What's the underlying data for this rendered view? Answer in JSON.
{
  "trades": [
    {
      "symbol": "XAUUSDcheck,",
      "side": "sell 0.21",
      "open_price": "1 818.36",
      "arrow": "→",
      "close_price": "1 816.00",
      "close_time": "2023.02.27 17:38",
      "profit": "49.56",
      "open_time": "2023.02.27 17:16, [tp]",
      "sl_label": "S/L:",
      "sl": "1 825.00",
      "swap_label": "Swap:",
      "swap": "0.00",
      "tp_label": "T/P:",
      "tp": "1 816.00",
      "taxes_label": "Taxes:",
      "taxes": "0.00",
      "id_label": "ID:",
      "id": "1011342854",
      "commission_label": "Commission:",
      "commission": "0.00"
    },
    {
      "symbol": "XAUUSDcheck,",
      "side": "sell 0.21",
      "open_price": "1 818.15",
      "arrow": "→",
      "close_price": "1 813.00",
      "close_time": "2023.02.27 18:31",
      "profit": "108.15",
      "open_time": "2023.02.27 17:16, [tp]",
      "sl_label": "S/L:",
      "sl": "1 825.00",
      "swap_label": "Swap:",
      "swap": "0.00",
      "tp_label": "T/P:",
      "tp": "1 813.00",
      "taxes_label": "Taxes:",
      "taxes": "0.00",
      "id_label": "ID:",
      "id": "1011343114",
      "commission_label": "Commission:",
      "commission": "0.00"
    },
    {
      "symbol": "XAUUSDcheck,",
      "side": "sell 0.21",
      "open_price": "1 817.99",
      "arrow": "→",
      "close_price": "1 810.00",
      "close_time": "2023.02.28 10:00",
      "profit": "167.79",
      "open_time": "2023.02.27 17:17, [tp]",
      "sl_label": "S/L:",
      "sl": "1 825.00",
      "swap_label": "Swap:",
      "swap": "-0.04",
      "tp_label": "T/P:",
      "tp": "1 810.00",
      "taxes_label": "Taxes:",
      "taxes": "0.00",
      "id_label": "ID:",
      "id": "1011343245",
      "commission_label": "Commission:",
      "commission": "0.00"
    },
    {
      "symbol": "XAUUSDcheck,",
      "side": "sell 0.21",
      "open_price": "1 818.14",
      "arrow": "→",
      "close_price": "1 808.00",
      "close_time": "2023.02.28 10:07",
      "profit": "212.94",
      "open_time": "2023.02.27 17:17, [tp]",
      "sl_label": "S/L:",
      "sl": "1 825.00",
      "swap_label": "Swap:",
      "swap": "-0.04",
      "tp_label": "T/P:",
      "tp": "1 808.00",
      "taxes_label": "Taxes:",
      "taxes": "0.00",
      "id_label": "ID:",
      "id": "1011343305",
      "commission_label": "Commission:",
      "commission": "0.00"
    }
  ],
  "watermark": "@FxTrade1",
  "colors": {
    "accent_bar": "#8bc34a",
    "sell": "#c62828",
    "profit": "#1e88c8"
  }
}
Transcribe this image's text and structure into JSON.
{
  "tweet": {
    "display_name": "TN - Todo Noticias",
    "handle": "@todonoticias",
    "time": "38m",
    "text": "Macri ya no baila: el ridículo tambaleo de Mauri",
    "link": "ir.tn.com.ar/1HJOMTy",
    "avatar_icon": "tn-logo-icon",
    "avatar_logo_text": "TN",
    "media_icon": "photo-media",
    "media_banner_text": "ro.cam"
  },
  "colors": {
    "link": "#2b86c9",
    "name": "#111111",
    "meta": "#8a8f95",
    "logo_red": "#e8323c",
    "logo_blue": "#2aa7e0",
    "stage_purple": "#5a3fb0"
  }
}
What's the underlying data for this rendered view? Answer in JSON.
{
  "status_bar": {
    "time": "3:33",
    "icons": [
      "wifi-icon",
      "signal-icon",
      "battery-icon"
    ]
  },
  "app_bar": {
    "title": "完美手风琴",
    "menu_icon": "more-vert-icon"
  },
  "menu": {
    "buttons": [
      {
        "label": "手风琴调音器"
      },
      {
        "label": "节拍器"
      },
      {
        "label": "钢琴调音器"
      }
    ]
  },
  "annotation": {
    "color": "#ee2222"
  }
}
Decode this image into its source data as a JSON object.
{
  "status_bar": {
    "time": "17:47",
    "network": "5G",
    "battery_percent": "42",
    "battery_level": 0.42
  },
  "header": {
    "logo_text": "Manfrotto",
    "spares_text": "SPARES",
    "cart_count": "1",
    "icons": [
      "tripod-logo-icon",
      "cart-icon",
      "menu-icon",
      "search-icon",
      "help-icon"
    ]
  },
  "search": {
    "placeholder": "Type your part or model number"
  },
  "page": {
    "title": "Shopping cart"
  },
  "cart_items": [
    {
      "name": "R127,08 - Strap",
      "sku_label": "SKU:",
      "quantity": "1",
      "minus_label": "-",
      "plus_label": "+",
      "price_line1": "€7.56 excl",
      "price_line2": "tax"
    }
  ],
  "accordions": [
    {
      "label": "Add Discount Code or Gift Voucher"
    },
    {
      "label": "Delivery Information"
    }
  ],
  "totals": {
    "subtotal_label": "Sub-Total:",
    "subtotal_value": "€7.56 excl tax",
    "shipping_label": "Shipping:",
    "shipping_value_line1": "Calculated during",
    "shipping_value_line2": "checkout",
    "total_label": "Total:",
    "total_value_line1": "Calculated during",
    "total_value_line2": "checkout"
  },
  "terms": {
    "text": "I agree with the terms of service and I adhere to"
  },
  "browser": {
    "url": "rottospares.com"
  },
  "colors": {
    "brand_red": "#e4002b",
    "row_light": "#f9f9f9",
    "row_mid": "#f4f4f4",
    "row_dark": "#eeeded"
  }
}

○ ○ ○

- GIVEN INSTRUCTION -
Each line of the listing should be echoed back exactly.

- SOLUTION FOR THIS TASK -
What's the underlying data for this rendered view? Answer in JSON.
{
  "trades": [
    {
      "symbol": "XAUUSDcheck,",
      "side": "sell 0.21",
      "open_price": "1 818.36",
      "arrow": "→",
      "close_price": "1 816.00",
      "close_time": "2023.02.27 17:38",
      "profit": "49.56",
      "open_time": "2023.02.27 17:16, [tp]",
      "sl_label": "S/L:",
      "sl": "1 825.00",
      "swap_label": "Swap:",
      "swap": "0.00",
      "tp_label": "T/P:",
      "tp": "1 816.00",
      "taxes_label": "Taxes:",
      "taxes": "0.00",
      "id_label": "ID:",
      "id": "1011342854",
      "commission_label": "Commission:",
      "commission": "0.00"
    },
    {
      "symbol": "XAUUSDcheck,",
      "side": "sell 0.21",
      "open_price": "1 818.15",
      "arrow": "→",
      "close_price": "1 813.00",
      "close_time": "2023.02.27 18:31",
      "profit": "108.15",
      "open_time": "2023.02.27 17:16, [tp]",
      "sl_label": "S/L:",
      "sl": "1 825.00",
      "swap_label": "Swap:",
      "swap": "0.00",
      "tp_label": "T/P:",
      "tp": "1 813.00",
      "taxes_label": "Taxes:",
      "taxes": "0.00",
      "id_label": "ID:",
      "id": "1011343114",
      "commission_label": "Commission:",
      "commission": "0.00"
    },
    {
      "symbol": "XAUUSDcheck,",
      "side": "sell 0.21",
      "open_price": "1 817.99",
      "arrow": "→",
      "close_price": "1 810.00",
      "close_time": "2023.02.28 10:00",
      "profit": "167.79",
      "open_time": "2023.02.27 17:17, [tp]",
      "sl_label": "S/L:",
      "sl": "1 825.00",
      "swap_label": "Swap:",
      "swap": "-0.04",
      "tp_label": "T/P:",
      "tp": "1 810.00",
      "taxes_label": "Taxes:",
      "taxes": "0.00",
      "id_label": "ID:",
      "id": "1011343245",
      "commission_label": "Commission:",
      "commission": "0.00"
    },
    {
      "symbol": "XAUUSDcheck,",
      "side": "sell 0.21",
      "open_price": "1 818.14",
      "arrow": "→",
      "close_price": "1 808.00",
      "close_time": "2023.02.28 10:07",
      "profit": "212.94",
      "open_time": "2023.02.27 17:17, [tp]",
      "sl_label": "S/L:",
      "sl": "1 825.00",
      "swap_label": "Swap:",
      "swap": "-0.04",
      "tp_label": "T/P:",
      "tp": "1 808.00",
      "taxes_label": "Taxes:",
      "taxes": "0.00",
      "id_label": "ID:",
      "id": "1011343305",
      "commission_label": "Commission:",
      "commission": "0.00"
    }
  ],
  "watermark": "@FxTrade1",
  "colors": {
    "accent_bar": "#8bc34a",
    "sell": "#c62828",
    "profit": "#1e88c8"
  }
}
Transcribe this image's text and structure into JSON.
{
  "tweet": {
    "display_name": "TN - Todo Noticias",
    "handle": "@todonoticias",
    "time": "38m",
    "text": "Macri ya no baila: el ridículo tambaleo de Mauri",
    "link": "ir.tn.com.ar/1HJOMTy",
    "avatar_icon": "tn-logo-icon",
    "avatar_logo_text": "TN",
    "media_icon": "photo-media",
    "media_banner_text": "ro.cam"
  },
  "colors": {
    "link": "#2b86c9",
    "name": "#111111",
    "meta": "#8a8f95",
    "logo_red": "#e8323c",
    "logo_blue": "#2aa7e0",
    "stage_purple": "#5a3fb0"
  }
}
What's the underlying data for this rendered view? Answer in JSON.
{
  "status_bar": {
    "time": "3:33",
    "icons": [
      "wifi-icon",
      "signal-icon",
      "battery-icon"
    ]
  },
  "app_bar": {
    "title": "完美手风琴",
    "menu_icon": "more-vert-icon"
  },
  "menu": {
    "buttons": [
      {
        "label": "手风琴调音器"
      },
      {
        "label": "节拍器"
      },
      {
        "label": "钢琴调音器"
      }
    ]
  },
  "annotation": {
    "color": "#ee2222"
  }
}
Decode this image into its source data as a JSON object.
{
  "status_bar": {
    "time": "17:47",
    "network": "5G",
    "battery_percent": "42",
    "battery_level": 0.42
  },
  "header": {
    "logo_text": "Manfrotto",
    "spares_text": "SPARES",
    "cart_count": "1",
    "icons": [
      "tripod-logo-icon",
      "cart-icon",
      "menu-icon",
      "search-icon",
      "help-icon"
    ]
  },
  "search": {
    "placeholder": "Type your part or model number"
  },
  "page": {
    "title": "Shopping cart"
  },
  "cart_items": [
    {
      "name": "R127,08 - Strap",
      "sku_label": "SKU:",
      "quantity": "1",
      "minus_label": "-",
      "plus_label": "+",
      "price_line1": "€7.56 excl",
      "price_line2": "tax"
    }
  ],
  "accordions": [
    {
      "label": "Add Discount Code or Gift Voucher"
    },
    {
      "label": "Delivery Information"
    }
  ],
  "totals": {
    "subtotal_label": "Sub-Total:",
    "subtotal_value": "€7.56 excl tax",
    "shipping_label": "Shipping:",
    "shipping_value_line1": "Calculated during",
    "shipping_value_line2": "checkout",
    "total_label": "Total:",
    "total_value_line1": "Calculated during",
    "total_value_line2": "checkout"
  },
  "terms": {
    "text": "I agree with the terms of service and I adhere to"
  },
  "browser": {
    "url": "rottospares.com"
  },
  "colors": {
    "brand_red": "#e4002b",
    "row_light": "#f9f9f9",
    "row_mid": "#f4f4f4",
    "row_dark": "#eeeded"
  }
}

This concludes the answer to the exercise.